## What is expected
In the entries below, how many lines hold the string "power"? Give only the number.

[A run of records]
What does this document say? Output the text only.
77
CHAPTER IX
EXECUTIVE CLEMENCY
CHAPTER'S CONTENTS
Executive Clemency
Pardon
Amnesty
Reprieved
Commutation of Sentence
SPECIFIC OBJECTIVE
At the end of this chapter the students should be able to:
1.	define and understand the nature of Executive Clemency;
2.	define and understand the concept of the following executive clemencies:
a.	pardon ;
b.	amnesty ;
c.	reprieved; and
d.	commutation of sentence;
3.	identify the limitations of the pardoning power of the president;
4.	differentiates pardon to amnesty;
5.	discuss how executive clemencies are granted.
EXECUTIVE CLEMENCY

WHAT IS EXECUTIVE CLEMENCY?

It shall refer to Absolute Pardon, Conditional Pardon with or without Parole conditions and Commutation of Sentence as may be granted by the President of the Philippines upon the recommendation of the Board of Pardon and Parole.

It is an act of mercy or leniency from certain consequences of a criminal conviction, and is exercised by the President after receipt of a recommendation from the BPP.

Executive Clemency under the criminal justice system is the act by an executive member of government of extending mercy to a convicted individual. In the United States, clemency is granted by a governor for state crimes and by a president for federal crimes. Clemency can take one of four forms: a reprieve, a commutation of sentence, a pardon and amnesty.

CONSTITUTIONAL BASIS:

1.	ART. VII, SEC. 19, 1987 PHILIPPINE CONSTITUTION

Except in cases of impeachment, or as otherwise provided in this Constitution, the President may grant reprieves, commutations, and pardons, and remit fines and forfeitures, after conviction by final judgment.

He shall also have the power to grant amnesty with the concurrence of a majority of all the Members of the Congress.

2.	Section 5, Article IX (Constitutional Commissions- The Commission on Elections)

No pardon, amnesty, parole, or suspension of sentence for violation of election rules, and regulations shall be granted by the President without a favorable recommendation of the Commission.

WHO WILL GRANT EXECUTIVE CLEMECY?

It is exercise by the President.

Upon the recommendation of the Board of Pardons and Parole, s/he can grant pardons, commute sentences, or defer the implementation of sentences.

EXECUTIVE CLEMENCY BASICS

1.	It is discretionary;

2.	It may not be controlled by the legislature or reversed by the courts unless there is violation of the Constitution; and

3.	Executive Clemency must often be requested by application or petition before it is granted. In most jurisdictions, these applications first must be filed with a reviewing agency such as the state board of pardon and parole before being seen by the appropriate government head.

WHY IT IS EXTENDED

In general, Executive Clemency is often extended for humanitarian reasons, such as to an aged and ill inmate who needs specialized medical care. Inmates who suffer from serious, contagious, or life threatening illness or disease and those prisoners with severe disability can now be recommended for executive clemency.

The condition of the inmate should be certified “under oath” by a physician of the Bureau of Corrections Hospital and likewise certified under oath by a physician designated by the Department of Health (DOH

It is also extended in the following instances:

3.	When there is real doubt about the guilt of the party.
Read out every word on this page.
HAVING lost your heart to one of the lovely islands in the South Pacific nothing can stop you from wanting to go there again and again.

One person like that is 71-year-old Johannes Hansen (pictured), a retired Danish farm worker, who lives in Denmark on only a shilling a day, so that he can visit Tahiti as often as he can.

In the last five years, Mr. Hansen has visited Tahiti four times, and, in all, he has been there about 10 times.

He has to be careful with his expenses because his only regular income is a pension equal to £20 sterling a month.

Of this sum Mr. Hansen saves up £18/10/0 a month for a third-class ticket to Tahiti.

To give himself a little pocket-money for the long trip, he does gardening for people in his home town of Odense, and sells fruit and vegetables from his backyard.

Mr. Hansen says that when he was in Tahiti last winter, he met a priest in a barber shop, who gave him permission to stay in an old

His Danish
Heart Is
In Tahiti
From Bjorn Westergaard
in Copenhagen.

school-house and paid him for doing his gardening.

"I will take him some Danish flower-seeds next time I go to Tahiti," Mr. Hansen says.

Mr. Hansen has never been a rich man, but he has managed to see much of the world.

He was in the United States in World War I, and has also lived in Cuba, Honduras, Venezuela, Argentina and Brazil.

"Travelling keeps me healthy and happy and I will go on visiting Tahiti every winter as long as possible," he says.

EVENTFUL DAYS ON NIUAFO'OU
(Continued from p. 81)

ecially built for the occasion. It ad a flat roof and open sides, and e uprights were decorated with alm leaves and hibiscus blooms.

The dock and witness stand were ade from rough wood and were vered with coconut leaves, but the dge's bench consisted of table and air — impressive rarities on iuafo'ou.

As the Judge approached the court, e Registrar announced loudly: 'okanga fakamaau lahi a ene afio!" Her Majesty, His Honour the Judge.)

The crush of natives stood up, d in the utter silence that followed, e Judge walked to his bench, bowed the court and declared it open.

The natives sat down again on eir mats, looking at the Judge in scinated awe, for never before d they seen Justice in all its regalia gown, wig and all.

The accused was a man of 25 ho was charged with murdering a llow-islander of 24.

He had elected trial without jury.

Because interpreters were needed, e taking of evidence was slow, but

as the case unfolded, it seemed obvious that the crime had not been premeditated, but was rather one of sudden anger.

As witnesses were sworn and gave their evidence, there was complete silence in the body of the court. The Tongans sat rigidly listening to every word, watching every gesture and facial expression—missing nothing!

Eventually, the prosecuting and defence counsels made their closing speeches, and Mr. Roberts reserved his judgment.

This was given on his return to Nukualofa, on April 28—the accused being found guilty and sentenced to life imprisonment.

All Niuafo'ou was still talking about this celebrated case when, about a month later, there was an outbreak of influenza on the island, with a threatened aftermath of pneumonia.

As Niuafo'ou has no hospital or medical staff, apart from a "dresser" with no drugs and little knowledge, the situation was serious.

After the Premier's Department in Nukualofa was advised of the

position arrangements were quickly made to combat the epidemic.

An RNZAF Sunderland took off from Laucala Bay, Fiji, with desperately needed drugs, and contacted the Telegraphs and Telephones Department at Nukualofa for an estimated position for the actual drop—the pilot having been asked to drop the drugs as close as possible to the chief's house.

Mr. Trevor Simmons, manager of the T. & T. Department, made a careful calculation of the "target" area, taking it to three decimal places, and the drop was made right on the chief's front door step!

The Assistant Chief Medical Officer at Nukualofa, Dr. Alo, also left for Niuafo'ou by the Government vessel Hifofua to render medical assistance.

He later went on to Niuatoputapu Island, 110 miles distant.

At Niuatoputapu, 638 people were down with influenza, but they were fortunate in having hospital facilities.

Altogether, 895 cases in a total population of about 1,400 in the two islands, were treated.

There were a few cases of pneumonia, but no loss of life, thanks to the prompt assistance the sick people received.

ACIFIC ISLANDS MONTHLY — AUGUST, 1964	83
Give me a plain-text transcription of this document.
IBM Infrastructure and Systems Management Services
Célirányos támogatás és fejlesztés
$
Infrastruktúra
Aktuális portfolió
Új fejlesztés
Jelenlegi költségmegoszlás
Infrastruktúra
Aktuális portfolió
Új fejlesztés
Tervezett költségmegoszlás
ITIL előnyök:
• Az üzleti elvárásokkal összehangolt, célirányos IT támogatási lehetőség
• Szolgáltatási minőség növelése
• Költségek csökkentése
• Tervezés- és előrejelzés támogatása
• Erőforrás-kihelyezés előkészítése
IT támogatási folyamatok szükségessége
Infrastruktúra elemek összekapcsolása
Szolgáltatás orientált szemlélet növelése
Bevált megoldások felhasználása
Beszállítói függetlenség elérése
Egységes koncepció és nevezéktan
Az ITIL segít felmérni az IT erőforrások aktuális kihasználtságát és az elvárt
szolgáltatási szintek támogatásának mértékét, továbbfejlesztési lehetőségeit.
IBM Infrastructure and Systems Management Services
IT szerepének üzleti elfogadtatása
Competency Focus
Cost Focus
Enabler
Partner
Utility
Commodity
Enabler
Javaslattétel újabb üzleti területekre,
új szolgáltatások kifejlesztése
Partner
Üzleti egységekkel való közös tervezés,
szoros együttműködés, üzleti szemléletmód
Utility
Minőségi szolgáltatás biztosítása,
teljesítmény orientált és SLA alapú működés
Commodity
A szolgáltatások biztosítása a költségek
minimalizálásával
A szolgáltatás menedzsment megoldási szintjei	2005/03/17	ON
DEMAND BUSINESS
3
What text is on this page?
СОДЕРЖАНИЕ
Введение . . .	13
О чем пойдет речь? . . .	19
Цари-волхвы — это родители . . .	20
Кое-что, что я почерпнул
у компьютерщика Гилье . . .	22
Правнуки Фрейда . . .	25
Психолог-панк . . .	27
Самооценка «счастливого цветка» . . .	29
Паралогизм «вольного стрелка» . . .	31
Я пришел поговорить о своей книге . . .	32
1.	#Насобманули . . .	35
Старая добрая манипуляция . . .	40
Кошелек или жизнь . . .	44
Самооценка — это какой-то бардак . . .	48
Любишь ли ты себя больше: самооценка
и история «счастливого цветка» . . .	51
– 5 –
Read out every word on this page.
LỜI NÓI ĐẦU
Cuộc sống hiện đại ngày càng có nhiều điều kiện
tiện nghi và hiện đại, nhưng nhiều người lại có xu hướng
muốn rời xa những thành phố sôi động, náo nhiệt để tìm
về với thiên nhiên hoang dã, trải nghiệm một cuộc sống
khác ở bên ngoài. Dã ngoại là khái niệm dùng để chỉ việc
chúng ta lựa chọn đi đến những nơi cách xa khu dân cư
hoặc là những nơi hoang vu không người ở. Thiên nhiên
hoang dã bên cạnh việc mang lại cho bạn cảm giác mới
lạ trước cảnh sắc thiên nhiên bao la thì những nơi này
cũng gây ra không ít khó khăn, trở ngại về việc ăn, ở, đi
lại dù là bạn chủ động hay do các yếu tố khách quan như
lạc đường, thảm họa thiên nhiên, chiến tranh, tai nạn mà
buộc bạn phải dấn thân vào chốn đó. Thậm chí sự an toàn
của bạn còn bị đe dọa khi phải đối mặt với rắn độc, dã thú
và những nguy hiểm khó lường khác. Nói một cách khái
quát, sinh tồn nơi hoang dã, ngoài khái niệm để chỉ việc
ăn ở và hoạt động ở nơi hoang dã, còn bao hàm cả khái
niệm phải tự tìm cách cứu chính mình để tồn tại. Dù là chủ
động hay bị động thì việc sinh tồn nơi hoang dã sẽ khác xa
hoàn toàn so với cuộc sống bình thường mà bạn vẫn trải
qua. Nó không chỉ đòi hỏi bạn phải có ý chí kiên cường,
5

## Task solution
2